**Source excerpt:**
+===+
What happened at 6116 Executive Blvd in Rockville, MD is that the big fat
Federal client moved even farther outside the beltway to new digs in
Gaithersburg, Maryland (to another, newer office complex.)

New place is one of those "faux green" buildings where everything like the
light switches, blinds, faucets and toilets don't work intuitively if they
even work at all. They have to mow the roof so at least you can feel Eco-
conscious as you flush 3 times.

Old place was close to Whole Foods and walkable to the metro(subway). New
place is close to Subway(sandwich shop).

If the Washington Press wants to bemoan the old office space situation at NIH
(National Institutes of Health), then they should ask about having NIH tear
down the fortified walls they built around their beautiful Bethesda campus
because of "9-11 terrorist threats". The old NIH used to look like a friendly
college campus. Now it looks like a gated community with TSA style security
theater.

------
pappyo
I see this as a buy low opportunity for those that could afford such a thing.
Let me paint a picture of the future:

\- In five to ten years, 20 and 30 somethings of today who have mostly flocked
to metropolitan areas don't leave when they are at the age of starting a
family. The lack of space is still trumped by the a near zero commute and the
cultural landscape that surrounds them.
+===+
**Material shown:**
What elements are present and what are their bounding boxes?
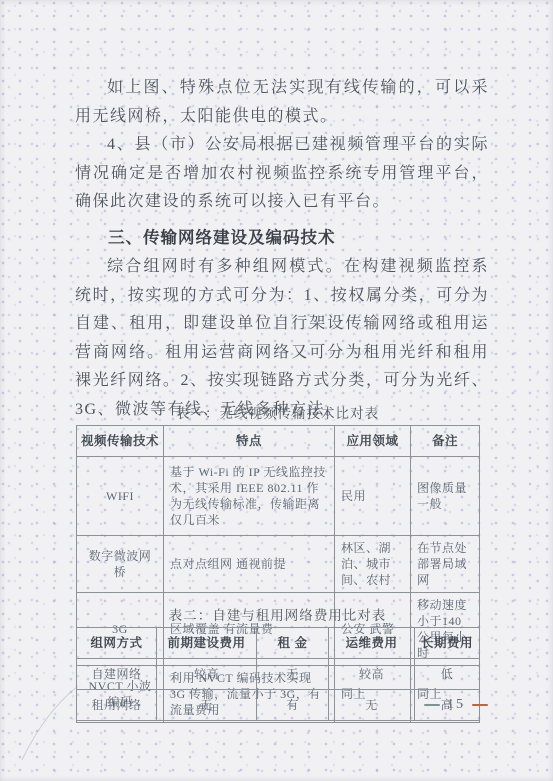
table-cell: 民用 (335, 457, 411, 536)
table-row: 自建网络较高无较高低 (77, 659, 480, 690)
table-header-row: 组网方式前期建设费用租 金运维费用长期费用 (77, 628, 480, 659)
column-header: 视频传输技术 (77, 426, 164, 457)
column-header: 长期费用 (415, 628, 480, 659)
table-cell: 在节点处部署局域网 (411, 536, 480, 593)
paragraph: 综合组网时有多种组网模式。在构建视频监控系统时，按实现的方式可分为：1、按权属分… (75, 253, 489, 424)
table-cell: 无 (157, 690, 257, 721)
column-header: 特点 (164, 426, 335, 457)
table-cell: 林区、湖泊、城市间、农村 (335, 536, 411, 593)
table-row: WIFI基于 Wi-Fi 的 IP 无线监控技术，其采用 IEEE 802.11… (77, 457, 480, 536)
table-cell: 图像质量一般 (411, 457, 480, 536)
column-header: 前期建设费用 (157, 628, 257, 659)
table-cell: 基于 Wi-Fi 的 IP 无线监控技术，其采用 IEEE 802.11 作为无… (164, 457, 335, 536)
paragraph: 4、县（市）公安局根据已建视频管理平台的实际情况确定是否增加农村视频监控系统专用… (75, 131, 489, 217)
page-number-right-dash (472, 704, 488, 706)
table-cell: 低 (415, 659, 480, 690)
paragraph: 如上图、特殊点位无法实现有线传输的，可以采用无线网桥，太阳能供电的模式。 (75, 74, 489, 131)
table-cell: 自建网络 (77, 659, 157, 690)
table-cell: 数字微波网桥 (77, 536, 164, 593)
table-cell: 无 (257, 659, 329, 690)
section-heading: 三、传输网络建设及编码技术 (75, 224, 489, 253)
page-number: 15 (424, 697, 488, 713)
table-cell: 较高 (157, 659, 257, 690)
page-number-left-dash (424, 704, 440, 706)
column-header: 应用领域 (335, 426, 411, 457)
column-header: 备注 (411, 426, 480, 457)
column-header: 组网方式 (77, 628, 157, 659)
table-cell: 租用网络 (77, 690, 157, 721)
document-body: 如上图、特殊点位无法实现有线传输的，可以采用无线网桥，太阳能供电的模式。 4、县… (75, 74, 489, 424)
page-number-value: 15 (447, 697, 465, 713)
table1-title: 表一：无线视频传输技术比对表 (76, 402, 479, 422)
column-header: 租 金 (257, 628, 329, 659)
column-header: 运维费用 (329, 628, 415, 659)
table-row: 数字微波网桥点对点组网 通视前提林区、湖泊、城市间、农村在节点处部署局域网 (77, 536, 480, 593)
table2-title: 表二：自建与租用网络费用比对表 (76, 604, 479, 624)
scanned-document-page: 如上图、特殊点位无法实现有线传输的，可以采用无线网桥，太阳能供电的模式。 4、县… (0, 0, 553, 781)
table-row: 租用网络无有无高 (77, 690, 480, 721)
table2-block: 表二：自建与租用网络费用比对表 组网方式前期建设费用租 金运维费用长期费用 自建… (76, 604, 479, 721)
table-cell: 无 (329, 690, 415, 721)
table-cell: 点对点组网 通视前提 (164, 536, 335, 593)
table-header-row: 视频传输技术特点应用领域备注 (77, 426, 480, 457)
network-cost-comparison-table: 组网方式前期建设费用租 金运维费用长期费用 自建网络较高无较高低租用网络无有无高 (76, 627, 480, 721)
table-cell: WIFI (77, 457, 164, 536)
table-cell: 有 (257, 690, 329, 721)
table-cell: 较高 (329, 659, 415, 690)
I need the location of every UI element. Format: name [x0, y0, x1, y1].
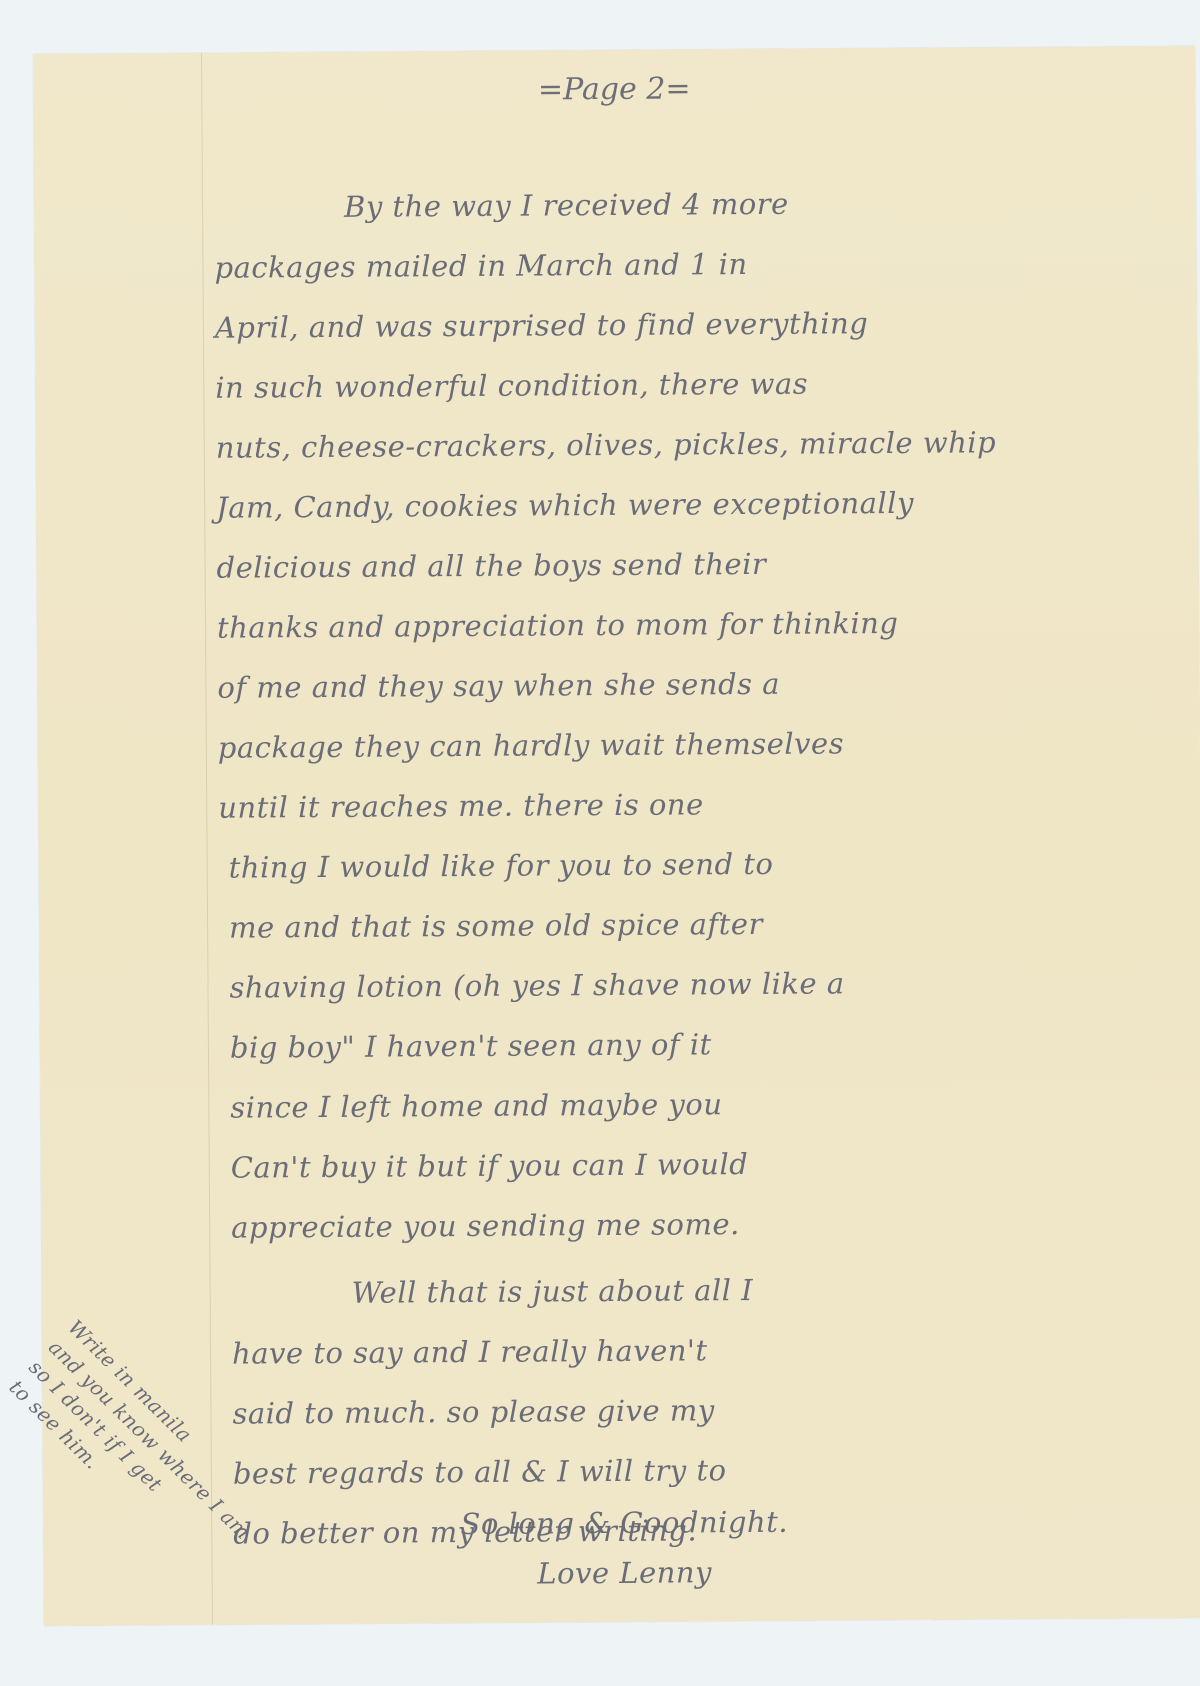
letter-line: of me and they say when she sends a: [217, 651, 1137, 717]
letter-line: in such wonderful condition, there was: [215, 351, 1135, 417]
letter-line: nuts, cheese-crackers, olives, pickles, …: [216, 411, 1136, 477]
letter-line: shaving lotion (oh yes I shave now like …: [219, 951, 1139, 1017]
letter-line: big boy" I haven't seen any of it: [220, 1011, 1140, 1077]
letter-paper: =Page 2= By the way I received 4 more pa…: [33, 46, 1200, 1626]
letter-line: April, and was surprised to find everyth…: [215, 291, 1135, 357]
letter-line: best regards to all & I will try to: [223, 1437, 1143, 1503]
letter-line: since I left home and maybe you: [220, 1071, 1140, 1137]
paper-fold-line: [201, 53, 213, 1625]
letter-line: Jam, Candy, cookies which were exception…: [216, 471, 1136, 537]
letter-line: package they can hardly wait themselves: [218, 711, 1138, 777]
letter-line: thing I would like for you to send to: [218, 831, 1138, 897]
letter-line: said to much. so please give my: [222, 1377, 1142, 1443]
letter-line: By the way I received 4 more: [214, 171, 1134, 237]
letter-line: until it reaches me. there is one: [218, 771, 1138, 837]
letter-line: have to say and I really haven't: [222, 1317, 1142, 1383]
letter-line: packages mailed in March and 1 in: [214, 231, 1134, 297]
letter-body: By the way I received 4 more packages ma…: [214, 171, 1144, 1563]
letter-line: Can't buy it but if you can I would: [221, 1131, 1141, 1197]
letter-line: thanks and appreciation to mom for think…: [217, 591, 1137, 657]
letter-line: me and that is some old spice after: [219, 891, 1139, 957]
letter-line: delicious and all the boys send their: [216, 531, 1136, 597]
page-heading: =Page 2=: [33, 68, 1195, 111]
letter-line: appreciate you sending me some.: [221, 1191, 1141, 1257]
letter-line: Well that is just about all I: [221, 1257, 1141, 1323]
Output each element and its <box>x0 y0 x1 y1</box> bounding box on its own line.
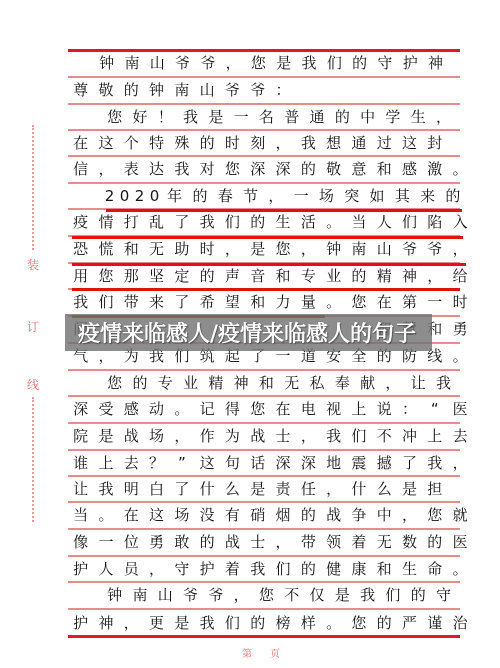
+===+
**What is needed:** Repeat word for word the part of the office-move thread starting at "What happened at" and ending at "newer office complex.)".

**Worked answer:**
What happened at 6116 Executive Blvd in Rockville, MD is that the big fat
Federal client moved even farther outside the beltway to new digs in
Gaithersburg, Maryland (to another, newer office complex.)